Go through the lines below. Copy those with "time".
━━ WORKING DATA ━━
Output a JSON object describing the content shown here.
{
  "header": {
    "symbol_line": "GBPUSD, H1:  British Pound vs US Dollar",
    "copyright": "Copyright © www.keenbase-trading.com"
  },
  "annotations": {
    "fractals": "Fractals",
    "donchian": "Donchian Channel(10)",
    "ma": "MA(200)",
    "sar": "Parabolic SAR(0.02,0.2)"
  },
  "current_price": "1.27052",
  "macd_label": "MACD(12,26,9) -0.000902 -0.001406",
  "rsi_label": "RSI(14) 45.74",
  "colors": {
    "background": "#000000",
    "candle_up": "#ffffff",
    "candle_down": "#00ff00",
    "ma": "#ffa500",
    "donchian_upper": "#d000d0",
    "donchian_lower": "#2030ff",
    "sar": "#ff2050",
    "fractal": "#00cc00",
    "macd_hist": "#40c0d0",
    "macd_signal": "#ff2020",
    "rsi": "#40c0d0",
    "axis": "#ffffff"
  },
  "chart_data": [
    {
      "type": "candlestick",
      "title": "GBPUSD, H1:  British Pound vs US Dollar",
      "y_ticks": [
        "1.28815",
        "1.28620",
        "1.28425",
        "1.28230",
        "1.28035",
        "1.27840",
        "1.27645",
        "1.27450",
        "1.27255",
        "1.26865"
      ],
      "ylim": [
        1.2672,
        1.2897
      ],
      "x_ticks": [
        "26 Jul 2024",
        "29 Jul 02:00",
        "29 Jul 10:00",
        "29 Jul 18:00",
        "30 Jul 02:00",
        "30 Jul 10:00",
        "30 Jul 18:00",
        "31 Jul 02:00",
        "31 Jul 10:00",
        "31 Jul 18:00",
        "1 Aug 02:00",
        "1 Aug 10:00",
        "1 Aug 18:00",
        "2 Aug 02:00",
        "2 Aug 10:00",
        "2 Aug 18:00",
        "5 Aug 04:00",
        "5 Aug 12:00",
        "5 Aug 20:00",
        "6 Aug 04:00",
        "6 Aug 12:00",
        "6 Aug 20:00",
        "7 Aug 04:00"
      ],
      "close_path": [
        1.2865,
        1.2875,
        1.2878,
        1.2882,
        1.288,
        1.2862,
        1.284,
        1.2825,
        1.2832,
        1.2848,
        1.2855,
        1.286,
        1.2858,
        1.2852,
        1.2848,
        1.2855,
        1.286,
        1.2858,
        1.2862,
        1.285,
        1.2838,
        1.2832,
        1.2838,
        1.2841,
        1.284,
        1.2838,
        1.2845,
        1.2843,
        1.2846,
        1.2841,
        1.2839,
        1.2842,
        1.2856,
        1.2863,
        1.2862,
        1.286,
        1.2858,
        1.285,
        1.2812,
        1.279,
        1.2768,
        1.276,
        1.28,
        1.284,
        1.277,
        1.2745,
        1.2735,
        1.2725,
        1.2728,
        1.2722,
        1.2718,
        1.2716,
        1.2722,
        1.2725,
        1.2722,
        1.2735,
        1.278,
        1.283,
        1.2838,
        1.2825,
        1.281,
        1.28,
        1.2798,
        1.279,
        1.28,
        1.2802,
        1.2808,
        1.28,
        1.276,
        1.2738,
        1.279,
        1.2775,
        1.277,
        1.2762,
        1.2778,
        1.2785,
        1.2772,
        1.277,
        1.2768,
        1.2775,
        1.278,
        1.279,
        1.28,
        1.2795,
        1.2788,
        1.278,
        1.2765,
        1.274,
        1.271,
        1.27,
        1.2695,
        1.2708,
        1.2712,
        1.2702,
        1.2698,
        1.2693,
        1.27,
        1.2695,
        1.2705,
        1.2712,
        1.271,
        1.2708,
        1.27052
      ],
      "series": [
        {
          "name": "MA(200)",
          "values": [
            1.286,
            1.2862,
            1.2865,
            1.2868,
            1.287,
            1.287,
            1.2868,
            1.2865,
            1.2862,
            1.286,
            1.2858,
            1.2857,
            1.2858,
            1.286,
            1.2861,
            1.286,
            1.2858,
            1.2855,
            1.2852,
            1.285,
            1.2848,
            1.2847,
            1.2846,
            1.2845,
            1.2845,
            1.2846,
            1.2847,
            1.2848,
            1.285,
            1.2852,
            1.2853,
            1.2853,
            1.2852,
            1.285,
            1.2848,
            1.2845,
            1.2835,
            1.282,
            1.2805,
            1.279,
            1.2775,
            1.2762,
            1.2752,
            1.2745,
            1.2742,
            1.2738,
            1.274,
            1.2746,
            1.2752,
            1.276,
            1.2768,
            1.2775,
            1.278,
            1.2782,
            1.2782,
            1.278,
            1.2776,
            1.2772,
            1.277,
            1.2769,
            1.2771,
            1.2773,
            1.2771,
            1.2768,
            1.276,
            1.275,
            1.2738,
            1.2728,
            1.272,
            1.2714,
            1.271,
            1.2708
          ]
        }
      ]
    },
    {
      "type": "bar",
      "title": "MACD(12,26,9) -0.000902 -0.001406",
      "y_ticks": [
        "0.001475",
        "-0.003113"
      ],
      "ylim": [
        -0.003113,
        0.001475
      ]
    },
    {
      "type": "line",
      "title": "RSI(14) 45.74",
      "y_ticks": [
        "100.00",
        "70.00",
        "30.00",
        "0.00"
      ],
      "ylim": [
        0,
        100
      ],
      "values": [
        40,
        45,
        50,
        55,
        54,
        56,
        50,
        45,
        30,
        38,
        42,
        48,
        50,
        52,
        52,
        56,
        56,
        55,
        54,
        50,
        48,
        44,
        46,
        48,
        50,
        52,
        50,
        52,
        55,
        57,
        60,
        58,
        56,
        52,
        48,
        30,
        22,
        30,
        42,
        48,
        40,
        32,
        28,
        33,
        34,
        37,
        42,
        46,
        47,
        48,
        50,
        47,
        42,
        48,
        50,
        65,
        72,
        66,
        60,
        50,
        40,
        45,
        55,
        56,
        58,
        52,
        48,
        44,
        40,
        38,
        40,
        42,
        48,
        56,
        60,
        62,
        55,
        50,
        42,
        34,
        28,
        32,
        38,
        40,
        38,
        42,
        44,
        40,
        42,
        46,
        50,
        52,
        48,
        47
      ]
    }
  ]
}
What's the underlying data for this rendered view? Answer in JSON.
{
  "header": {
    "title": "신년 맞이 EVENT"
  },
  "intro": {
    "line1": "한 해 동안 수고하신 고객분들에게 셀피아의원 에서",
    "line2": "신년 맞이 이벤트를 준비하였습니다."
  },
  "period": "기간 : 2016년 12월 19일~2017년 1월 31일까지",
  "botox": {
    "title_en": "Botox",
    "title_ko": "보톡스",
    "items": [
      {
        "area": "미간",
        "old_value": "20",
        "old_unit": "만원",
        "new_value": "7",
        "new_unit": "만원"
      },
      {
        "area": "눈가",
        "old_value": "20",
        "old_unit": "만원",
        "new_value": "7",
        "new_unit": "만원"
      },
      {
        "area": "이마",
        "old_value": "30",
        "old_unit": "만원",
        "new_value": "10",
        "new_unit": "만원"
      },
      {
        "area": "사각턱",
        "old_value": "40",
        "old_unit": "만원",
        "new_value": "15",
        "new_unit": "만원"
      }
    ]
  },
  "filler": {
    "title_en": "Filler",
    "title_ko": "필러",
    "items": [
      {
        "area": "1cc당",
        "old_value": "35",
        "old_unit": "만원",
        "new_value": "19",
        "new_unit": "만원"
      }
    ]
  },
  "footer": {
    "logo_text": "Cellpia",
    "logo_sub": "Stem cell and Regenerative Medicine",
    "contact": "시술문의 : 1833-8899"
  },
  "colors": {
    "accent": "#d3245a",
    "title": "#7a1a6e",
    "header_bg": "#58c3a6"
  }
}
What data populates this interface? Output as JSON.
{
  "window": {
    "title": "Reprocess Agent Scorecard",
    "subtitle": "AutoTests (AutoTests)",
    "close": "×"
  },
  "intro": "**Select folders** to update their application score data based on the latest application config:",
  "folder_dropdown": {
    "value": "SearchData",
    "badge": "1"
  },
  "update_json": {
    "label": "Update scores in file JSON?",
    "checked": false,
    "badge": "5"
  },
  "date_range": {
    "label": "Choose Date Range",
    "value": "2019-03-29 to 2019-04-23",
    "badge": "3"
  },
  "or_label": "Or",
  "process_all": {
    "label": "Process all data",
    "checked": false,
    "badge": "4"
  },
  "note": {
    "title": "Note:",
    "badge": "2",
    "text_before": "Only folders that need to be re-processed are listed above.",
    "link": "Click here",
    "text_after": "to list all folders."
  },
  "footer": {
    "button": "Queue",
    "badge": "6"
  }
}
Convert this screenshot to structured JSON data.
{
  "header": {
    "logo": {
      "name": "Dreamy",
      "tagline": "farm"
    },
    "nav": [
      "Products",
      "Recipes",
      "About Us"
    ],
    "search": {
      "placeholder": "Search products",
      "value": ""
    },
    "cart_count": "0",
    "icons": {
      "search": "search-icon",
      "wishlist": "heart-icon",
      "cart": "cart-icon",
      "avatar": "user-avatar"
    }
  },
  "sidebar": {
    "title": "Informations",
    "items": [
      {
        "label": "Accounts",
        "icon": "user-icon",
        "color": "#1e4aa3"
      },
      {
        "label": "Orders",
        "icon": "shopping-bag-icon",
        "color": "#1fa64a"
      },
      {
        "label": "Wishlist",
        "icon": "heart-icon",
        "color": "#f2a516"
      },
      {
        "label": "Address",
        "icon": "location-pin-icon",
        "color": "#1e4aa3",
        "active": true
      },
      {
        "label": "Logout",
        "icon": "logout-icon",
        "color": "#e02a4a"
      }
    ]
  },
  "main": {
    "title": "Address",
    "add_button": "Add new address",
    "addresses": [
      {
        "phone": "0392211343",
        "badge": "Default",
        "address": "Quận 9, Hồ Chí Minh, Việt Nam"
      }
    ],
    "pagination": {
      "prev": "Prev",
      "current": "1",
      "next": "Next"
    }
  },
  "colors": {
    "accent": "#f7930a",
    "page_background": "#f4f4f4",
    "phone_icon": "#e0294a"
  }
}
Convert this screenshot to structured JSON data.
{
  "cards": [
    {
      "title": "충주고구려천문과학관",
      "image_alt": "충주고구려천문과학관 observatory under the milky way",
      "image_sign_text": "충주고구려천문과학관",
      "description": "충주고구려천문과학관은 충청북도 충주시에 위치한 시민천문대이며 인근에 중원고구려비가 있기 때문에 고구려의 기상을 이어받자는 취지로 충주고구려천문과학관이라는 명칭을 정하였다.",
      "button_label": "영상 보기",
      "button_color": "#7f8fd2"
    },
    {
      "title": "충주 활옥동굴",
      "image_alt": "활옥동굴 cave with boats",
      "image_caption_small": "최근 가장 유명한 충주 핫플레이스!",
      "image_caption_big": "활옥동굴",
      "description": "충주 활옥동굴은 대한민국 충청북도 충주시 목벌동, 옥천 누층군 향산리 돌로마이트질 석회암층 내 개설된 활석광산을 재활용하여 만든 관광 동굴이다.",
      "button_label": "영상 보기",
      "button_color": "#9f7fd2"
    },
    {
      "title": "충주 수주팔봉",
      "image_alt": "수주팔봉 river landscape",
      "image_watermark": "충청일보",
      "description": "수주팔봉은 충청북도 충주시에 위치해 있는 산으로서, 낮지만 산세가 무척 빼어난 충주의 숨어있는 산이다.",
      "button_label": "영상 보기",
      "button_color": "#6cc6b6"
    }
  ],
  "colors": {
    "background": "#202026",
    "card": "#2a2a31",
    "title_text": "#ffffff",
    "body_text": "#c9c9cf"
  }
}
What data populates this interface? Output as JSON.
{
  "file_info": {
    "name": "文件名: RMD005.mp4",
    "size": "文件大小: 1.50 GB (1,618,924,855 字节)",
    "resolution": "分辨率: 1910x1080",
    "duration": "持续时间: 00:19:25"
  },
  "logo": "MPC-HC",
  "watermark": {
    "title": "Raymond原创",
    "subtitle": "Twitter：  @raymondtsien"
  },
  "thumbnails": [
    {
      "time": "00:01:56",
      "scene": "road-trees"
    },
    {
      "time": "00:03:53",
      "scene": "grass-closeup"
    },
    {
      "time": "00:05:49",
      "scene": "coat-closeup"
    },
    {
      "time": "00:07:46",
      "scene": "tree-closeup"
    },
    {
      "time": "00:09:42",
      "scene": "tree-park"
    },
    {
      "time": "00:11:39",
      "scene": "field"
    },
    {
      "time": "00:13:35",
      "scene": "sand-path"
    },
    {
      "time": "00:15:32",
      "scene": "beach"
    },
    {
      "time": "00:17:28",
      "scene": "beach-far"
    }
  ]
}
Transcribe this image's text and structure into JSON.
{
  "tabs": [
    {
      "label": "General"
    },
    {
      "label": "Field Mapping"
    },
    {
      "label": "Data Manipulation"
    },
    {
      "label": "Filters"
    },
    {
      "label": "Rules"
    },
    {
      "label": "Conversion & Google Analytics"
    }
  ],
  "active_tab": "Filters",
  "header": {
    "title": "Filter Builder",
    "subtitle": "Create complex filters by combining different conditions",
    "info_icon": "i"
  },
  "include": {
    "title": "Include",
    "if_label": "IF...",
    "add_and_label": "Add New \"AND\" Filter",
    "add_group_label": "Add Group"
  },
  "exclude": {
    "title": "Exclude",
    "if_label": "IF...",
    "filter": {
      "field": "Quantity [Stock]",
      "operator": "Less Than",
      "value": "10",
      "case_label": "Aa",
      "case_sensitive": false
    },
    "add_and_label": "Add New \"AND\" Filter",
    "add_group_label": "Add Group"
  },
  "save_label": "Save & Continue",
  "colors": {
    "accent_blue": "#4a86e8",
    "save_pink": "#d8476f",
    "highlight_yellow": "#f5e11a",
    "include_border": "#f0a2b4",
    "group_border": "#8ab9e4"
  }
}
━━━
* **RESULT OF THIS TASK**:
      "time": "00:01:56",
      "time": "00:03:53",
      "time": "00:05:49",
      "time": "00:07:46",
      "time": "00:09:42",
      "time": "00:11:39",
      "time": "00:13:35",
      "time": "00:15:32",
      "time": "00:17:28",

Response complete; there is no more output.